Quote every line below exactly and skip any picture.

─── DATA LINES ───

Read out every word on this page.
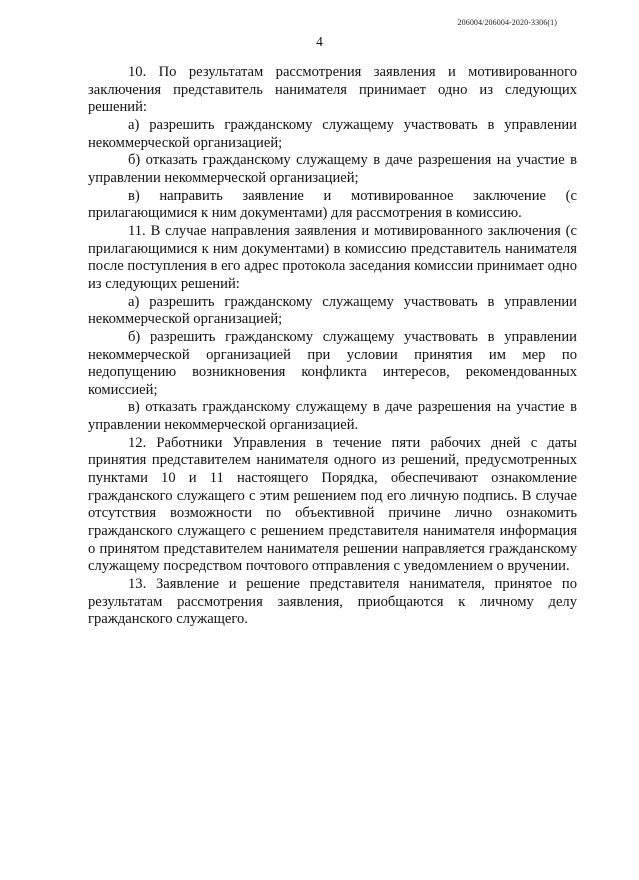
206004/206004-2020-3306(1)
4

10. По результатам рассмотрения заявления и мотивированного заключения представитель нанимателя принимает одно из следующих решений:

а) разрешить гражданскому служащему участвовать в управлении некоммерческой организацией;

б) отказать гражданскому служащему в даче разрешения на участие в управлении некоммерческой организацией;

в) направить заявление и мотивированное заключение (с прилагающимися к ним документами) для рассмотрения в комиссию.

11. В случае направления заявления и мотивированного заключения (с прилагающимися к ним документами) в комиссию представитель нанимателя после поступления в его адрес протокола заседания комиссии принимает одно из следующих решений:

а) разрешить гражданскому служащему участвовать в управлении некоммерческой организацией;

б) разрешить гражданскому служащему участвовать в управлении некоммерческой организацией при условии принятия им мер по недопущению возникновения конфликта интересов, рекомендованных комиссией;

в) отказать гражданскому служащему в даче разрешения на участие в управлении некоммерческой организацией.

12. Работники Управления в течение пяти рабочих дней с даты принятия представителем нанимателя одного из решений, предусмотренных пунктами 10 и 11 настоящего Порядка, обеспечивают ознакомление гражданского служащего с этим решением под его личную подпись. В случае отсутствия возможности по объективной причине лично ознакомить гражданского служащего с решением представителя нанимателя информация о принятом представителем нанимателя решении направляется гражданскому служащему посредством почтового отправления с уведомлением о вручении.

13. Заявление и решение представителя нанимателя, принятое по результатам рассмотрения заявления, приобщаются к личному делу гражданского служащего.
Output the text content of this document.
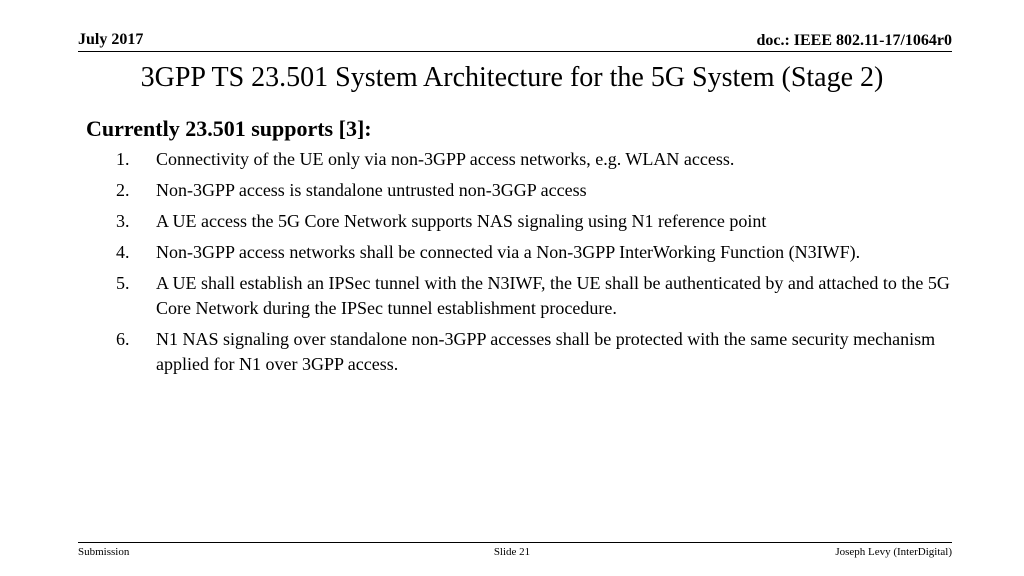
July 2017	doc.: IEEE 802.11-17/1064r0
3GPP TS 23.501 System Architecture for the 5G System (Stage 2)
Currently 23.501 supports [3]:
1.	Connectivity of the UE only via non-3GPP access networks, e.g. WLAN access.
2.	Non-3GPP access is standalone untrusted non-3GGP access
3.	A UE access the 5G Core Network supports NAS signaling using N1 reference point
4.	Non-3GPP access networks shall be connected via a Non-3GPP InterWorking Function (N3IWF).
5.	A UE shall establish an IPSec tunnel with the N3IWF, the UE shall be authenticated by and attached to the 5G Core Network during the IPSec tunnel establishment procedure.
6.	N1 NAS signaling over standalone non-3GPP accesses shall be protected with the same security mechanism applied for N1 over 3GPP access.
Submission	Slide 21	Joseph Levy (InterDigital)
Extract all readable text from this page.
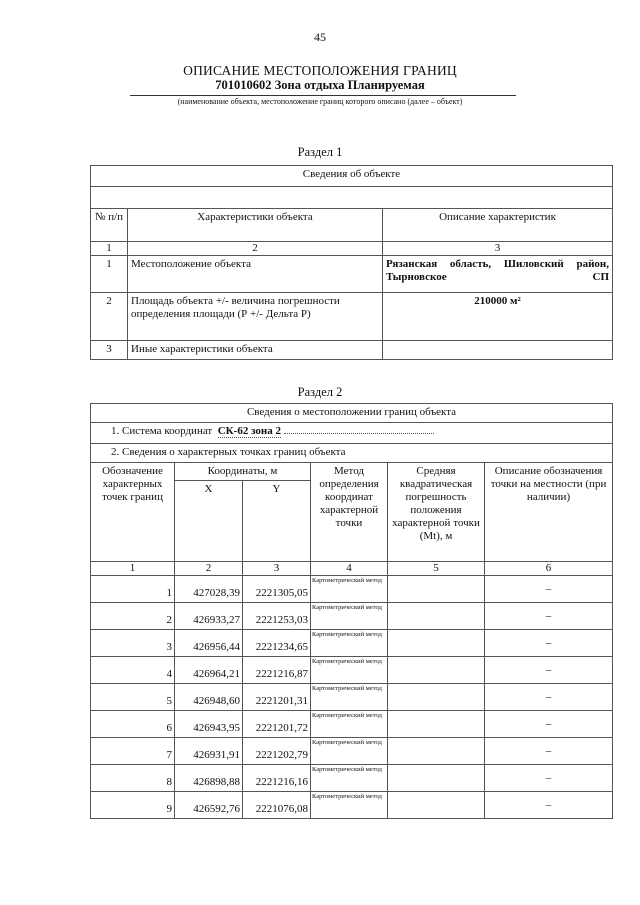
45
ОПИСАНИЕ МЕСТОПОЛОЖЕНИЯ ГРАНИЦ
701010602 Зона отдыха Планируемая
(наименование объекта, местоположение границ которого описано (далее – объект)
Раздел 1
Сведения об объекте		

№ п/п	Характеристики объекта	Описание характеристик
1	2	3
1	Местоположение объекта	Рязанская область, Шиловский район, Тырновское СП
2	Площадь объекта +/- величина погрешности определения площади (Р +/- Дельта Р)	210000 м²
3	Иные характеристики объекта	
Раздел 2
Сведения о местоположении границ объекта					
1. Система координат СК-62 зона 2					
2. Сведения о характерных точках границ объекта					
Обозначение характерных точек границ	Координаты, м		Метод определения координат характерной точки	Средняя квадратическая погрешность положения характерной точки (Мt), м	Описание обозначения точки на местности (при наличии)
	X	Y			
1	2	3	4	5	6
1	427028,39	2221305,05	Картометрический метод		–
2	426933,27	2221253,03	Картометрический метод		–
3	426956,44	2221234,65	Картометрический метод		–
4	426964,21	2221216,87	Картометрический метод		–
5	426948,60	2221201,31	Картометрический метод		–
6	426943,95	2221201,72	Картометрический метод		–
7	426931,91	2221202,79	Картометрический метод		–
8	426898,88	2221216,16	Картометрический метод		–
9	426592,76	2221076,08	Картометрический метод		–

───

EXERCISE ANSWER>
Read out every word on this page.
206004/206004-2020-3306(1)
4

10. По результатам рассмотрения заявления и мотивированного заключения представитель нанимателя принимает одно из следующих решений:

а) разрешить гражданскому служащему участвовать в управлении некоммерческой организацией;

б) отказать гражданскому служащему в даче разрешения на участие в управлении некоммерческой организацией;

в) направить заявление и мотивированное заключение (с прилагающимися к ним документами) для рассмотрения в комиссию.

11. В случае направления заявления и мотивированного заключения (с прилагающимися к ним документами) в комиссию представитель нанимателя после поступления в его адрес протокола заседания комиссии принимает одно из следующих решений:

а) разрешить гражданскому служащему участвовать в управлении некоммерческой организацией;

б) разрешить гражданскому служащему участвовать в управлении некоммерческой организацией при условии принятия им мер по недопущению возникновения конфликта интересов, рекомендованных комиссией;

в) отказать гражданскому служащему в даче разрешения на участие в управлении некоммерческой организацией.

12. Работники Управления в течение пяти рабочих дней с даты принятия представителем нанимателя одного из решений, предусмотренных пунктами 10 и 11 настоящего Порядка, обеспечивают ознакомление гражданского служащего с этим решением под его личную подпись. В случае отсутствия возможности по объективной причине лично ознакомить гражданского служащего с решением представителя нанимателя информация о принятом представителем нанимателя решении направляется гражданскому служащему посредством почтового отправления с уведомлением о вручении.

13. Заявление и решение представителя нанимателя, принятое по результатам рассмотрения заявления, приобщаются к личному делу гражданского служащего.
Output the text content of this document.
July 2017	doc.: IEEE 802.11-17/1064r0
3GPP TS 23.501 System Architecture for the 5G System (Stage 2)
Currently 23.501 supports [3]:
1.	Connectivity of the UE only via non-3GPP access networks, e.g. WLAN access.
2.	Non-3GPP access is standalone untrusted non-3GGP access
3.	A UE access the 5G Core Network supports NAS signaling using N1 reference point
4.	Non-3GPP access networks shall be connected via a Non-3GPP InterWorking Function (N3IWF).
5.	A UE shall establish an IPSec tunnel with the N3IWF, the UE shall be authenticated by and attached to the 5G Core Network during the IPSec tunnel establishment procedure.
6.	N1 NAS signaling over standalone non-3GPP accesses shall be protected with the same security mechanism applied for N1 over 3GPP access.
Submission	Slide 21	Joseph Levy (InterDigital)
Extract all readable text from this page.
45
ОПИСАНИЕ МЕСТОПОЛОЖЕНИЯ ГРАНИЦ
701010602 Зона отдыха Планируемая
(наименование объекта, местоположение границ которого описано (далее – объект)
Раздел 1
Сведения об объекте		

№ п/п	Характеристики объекта	Описание характеристик
1	2	3
1	Местоположение объекта	Рязанская область, Шиловский район, Тырновское СП
2	Площадь объекта +/- величина погрешности определения площади (Р +/- Дельта Р)	210000 м²
3	Иные характеристики объекта	
Раздел 2
Сведения о местоположении границ объекта					
1. Система координат СК-62 зона 2					
2. Сведения о характерных точках границ объекта					
Обозначение характерных точек границ	Координаты, м		Метод определения координат характерной точки	Средняя квадратическая погрешность положения характерной точки (Мt), м	Описание обозначения точки на местности (при наличии)
	X	Y			
1	2	3	4	5	6
1	427028,39	2221305,05	Картометрический метод		–
2	426933,27	2221253,03	Картометрический метод		–
3	426956,44	2221234,65	Картометрический метод		–
4	426964,21	2221216,87	Картометрический метод		–
5	426948,60	2221201,31	Картометрический метод		–
6	426943,95	2221201,72	Картометрический метод		–
7	426931,91	2221202,79	Картометрический метод		–
8	426898,88	2221216,16	Картометрический метод		–
9	426592,76	2221076,08	Картометрический метод		–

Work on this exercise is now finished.